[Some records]
+++

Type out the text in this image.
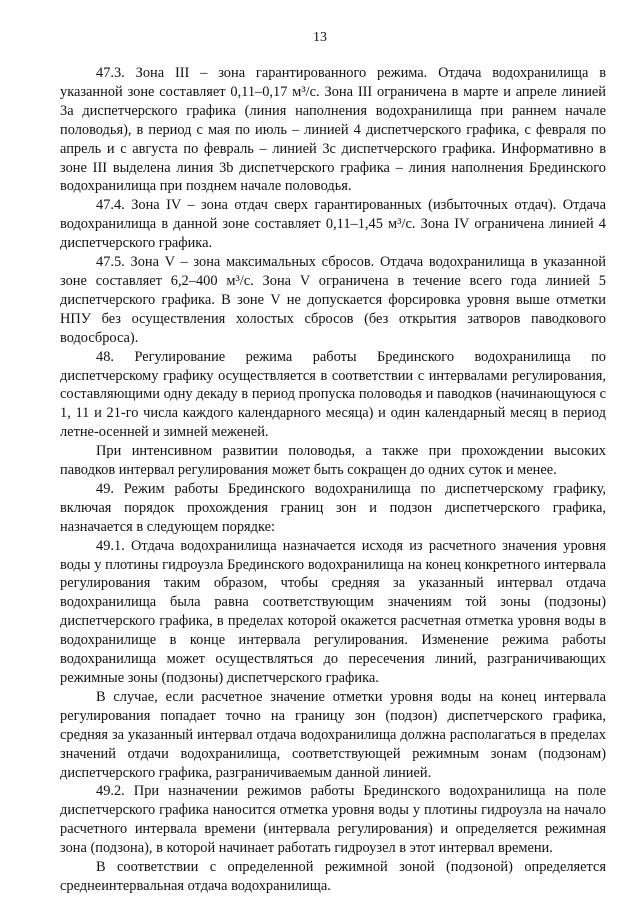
13

47.3. Зона III – зона гарантированного режима. Отдача водохранилища в указанной зоне составляет 0,11–0,17 м³/с. Зона III ограничена в марте и апреле линией 3a диспетчерского графика (линия наполнения водохранилища при раннем начале половодья), в период с мая по июль – линией 4 диспетчерского графика, с февраля по апрель и с августа по февраль – линией 3с диспетчерского графика. Информативно в зоне III выделена линия 3b диспетчерского графика – линия наполнения Брединского водохранилища при позднем начале половодья.

47.4. Зона IV – зона отдач сверх гарантированных (избыточных отдач). Отдача водохранилища в данной зоне составляет 0,11–1,45 м³/с. Зона IV ограничена линией 4 диспетчерского графика.

47.5. Зона V – зона максимальных сбросов. Отдача водохранилища в указанной зоне составляет 6,2–400 м³/с. Зона V ограничена в течение всего года линией 5 диспетчерского графика. В зоне V не допускается форсировка уровня выше отметки НПУ без осуществления холостых сбросов (без открытия затворов паводкового водосброса).

48. Регулирование режима работы Брединского водохранилища по диспетчерскому графику осуществляется в соответствии с интервалами регулирования, составляющими одну декаду в период пропуска половодья и паводков (начинающуюся с 1, 11 и 21-го числа каждого календарного месяца) и один календарный месяц в период летне-осенней и зимней меженей.

При интенсивном развитии половодья, а также при прохождении высоких паводков интервал регулирования может быть сокращен до одних суток и менее.

49. Режим работы Брединского водохранилища по диспетчерскому графику, включая порядок прохождения границ зон и подзон диспетчерского графика, назначается в следующем порядке:

49.1. Отдача водохранилища назначается исходя из расчетного значения уровня воды у плотины гидроузла Брединского водохранилища на конец конкретного интервала регулирования таким образом, чтобы средняя за указанный интервал отдача водохранилища была равна соответствующим значениям той зоны (подзоны) диспетчерского графика, в пределах которой окажется расчетная отметка уровня воды в водохранилище в конце интервала регулирования. Изменение режима работы водохранилища может осуществляться до пересечения линий, разграничивающих режимные зоны (подзоны) диспетчерского графика.

В случае, если расчетное значение отметки уровня воды на конец интервала регулирования попадает точно на границу зон (подзон) диспетчерского графика, средняя за указанный интервал отдача водохранилища должна располагаться в пределах значений отдачи водохранилища, соответствующей режимным зонам (подзонам) диспетчерского графика, разграничиваемым данной линией.

49.2. При назначении режимов работы Брединского водохранилища на поле диспетчерского графика наносится отметка уровня воды у плотины гидроузла на начало расчетного интервала времени (интервала регулирования) и определяется режимная зона (подзона), в которой начинает работать гидроузел в этот интервал времени.

В соответствии с определенной режимной зоной (подзоной) определяется среднеинтервальная отдача водохранилища.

+++

EXERCISE TASK: Identify the lines that hold the word "половодья". Copy every one of them.

EXPECTED ANSWER:
47.3. Зона III – зона гарантированного режима. Отдача водохранилища в указанной зоне составляет 0,11–0,17 м³/с. Зона III ограничена в марте и апреле линией 3a диспетчерского графика (линия наполнения водохранилища при раннем начале половодья), в период с мая по июль – линией 4 диспетчерского графика, с февраля по апрель и с августа по февраль – линией 3с диспетчерского графика. Информативно в зоне III выделена линия 3b диспетчерского графика – линия наполнения Брединского водохранилища при позднем начале половодья.
48. Регулирование режима работы Брединского водохранилища по диспетчерскому графику осуществляется в соответствии с интервалами регулирования, составляющими одну декаду в период пропуска половодья и паводков (начинающуюся с 1, 11 и 21-го числа каждого календарного месяца) и один календарный месяц в период летне-осенней и зимней меженей.
При интенсивном развитии половодья, а также при прохождении высоких паводков интервал регулирования может быть сокращен до одних суток и менее.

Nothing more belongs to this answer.